They are also not as professional looking as the older applications and the
reaction times of the UIs is not professional looking at all.

Why do you think this is? Is it bad programming or is there something else
going on here?

I agree. I think (and hope) it's a lot to do with GDI+ not being
accelerated (and it probably will never be, as WPF approaches).
Something I've especially noticed is that resize logic for forms with
lots of nested containers is especially expensive. Very laggy resizing
of 16 or so nested containers of different kinds shouldn't slow a 3GHz
machine to a crawl, but it can and does!

-- Barry
 
Well, I see two points of interest in this posting.

Firstly, some aspects of .NET display handling are slower, but I am more
then happy to occasionally sacrifice performance for the visual inheritance
that the .NET model gives me. No more days scouring sites for third-party
controls that have exactly the bizarre combinations of features, followed
by weeks of begging them to add the other features we require. Ah, blessed
relief.

The second point is that you seem to be trolling the newsgroups posting
inflammatory comments, for what reason I'm not sure, but I guess that you
feel any publicity is good publicity :)

I would suggest that anyone wanting to follow your line of argument use
Google to investigate the terabytes of newsgroup comments from VB6
developers between about 2002 and 2004, and leave this group free for
genuine questions and discussions.

Cheers,
Jason
 
JasonS said:
Well, I see two points of interest in this posting.

Firstly, some aspects of .NET display handling are slower, but I am more
then happy to occasionally sacrifice performance for the visual
inheritance
that the .NET model gives me. No more days scouring sites for third-party
controls that have exactly the bizarre combinations of features, followed
by weeks of begging them to add the other features we require. Ah, blessed
relief.

That's a good point. And, the object oriented nature certainly does allow
for easily extending the simple UI controls available for .Net. But, I am
asking about the UI slowness that I have seen in professionally designed and
distributed .Net applications. I want to avoid that slowness if possible.
The second point is that you seem to be trolling the newsgroups posting
inflammatory comments, for what reason I'm not sure, but I guess that you
feel any publicity is good publicity :)

Hmmmm...... So, asking non-flattering questions is trolling? AFAIK, these
applications could have been written poorly. Hence the question.

If there are specific programming techniques that make the .Net apps seem
slow and kludgy, I want to know so that I can avoid those things. So do you
know if it is due to programming technique or is it inherent in the .Net
framework?

There is actually an argument that can be made that states that .Net UIs
were made slower and more simplistic on purpose. It can most certianly be
viewed as inflamatory by people not of an open mind to thoughts contrary to
thier own. And, caring so deeply about your delicate nature, I would be
hesitant to post it here.

== Given data ==
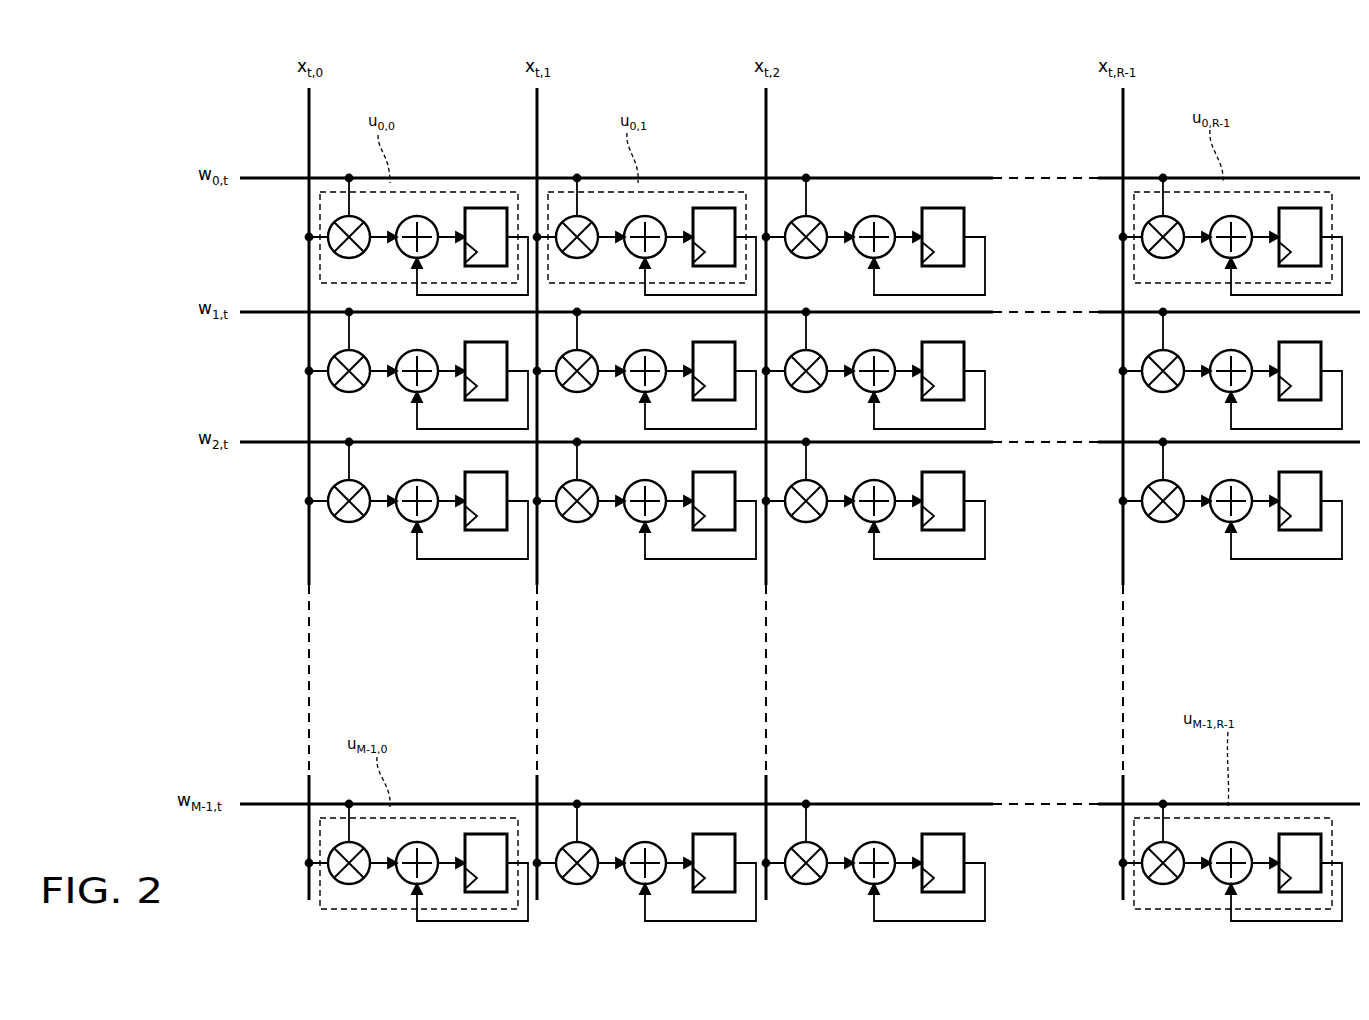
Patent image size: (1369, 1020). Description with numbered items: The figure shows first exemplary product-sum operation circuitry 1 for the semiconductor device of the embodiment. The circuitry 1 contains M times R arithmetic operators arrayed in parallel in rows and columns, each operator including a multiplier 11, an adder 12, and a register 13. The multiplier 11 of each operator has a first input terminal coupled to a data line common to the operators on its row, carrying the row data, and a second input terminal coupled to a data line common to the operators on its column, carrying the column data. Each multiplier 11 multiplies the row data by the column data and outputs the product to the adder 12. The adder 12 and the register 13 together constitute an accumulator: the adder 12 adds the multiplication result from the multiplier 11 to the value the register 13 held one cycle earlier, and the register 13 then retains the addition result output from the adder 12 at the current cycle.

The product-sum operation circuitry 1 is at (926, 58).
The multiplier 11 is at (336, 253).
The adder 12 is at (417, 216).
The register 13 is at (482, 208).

---

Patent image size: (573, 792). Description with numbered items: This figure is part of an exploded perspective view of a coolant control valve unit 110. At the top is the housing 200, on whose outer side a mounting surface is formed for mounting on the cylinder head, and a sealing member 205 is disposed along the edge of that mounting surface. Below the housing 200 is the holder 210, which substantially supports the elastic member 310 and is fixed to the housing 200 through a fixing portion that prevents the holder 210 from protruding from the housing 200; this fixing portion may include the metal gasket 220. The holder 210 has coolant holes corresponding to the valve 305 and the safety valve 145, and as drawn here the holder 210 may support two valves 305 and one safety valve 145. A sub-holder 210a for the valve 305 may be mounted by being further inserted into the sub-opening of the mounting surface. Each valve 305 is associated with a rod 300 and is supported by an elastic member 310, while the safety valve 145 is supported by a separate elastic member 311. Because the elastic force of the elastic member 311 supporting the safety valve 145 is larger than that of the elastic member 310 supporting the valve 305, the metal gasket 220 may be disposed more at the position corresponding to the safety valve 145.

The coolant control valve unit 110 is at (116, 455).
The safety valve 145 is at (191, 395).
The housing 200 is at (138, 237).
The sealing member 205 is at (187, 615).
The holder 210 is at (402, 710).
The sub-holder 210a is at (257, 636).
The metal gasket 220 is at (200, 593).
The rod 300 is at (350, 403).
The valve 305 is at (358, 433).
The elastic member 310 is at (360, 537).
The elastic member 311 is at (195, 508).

== Exercise goal ==
Print the passage of the newsgroup thread on .NET interface speed from "There is actually" up to and including "post it here.".

== Final result ==
There is actually an argument that can be made that states that .Net UIs
were made slower and more simplistic on purpose. It can most certianly be
viewed as inflamatory by people not of an open mind to thoughts contrary to
thier own. And, caring so deeply about your delicate nature, I would be
hesitant to post it here.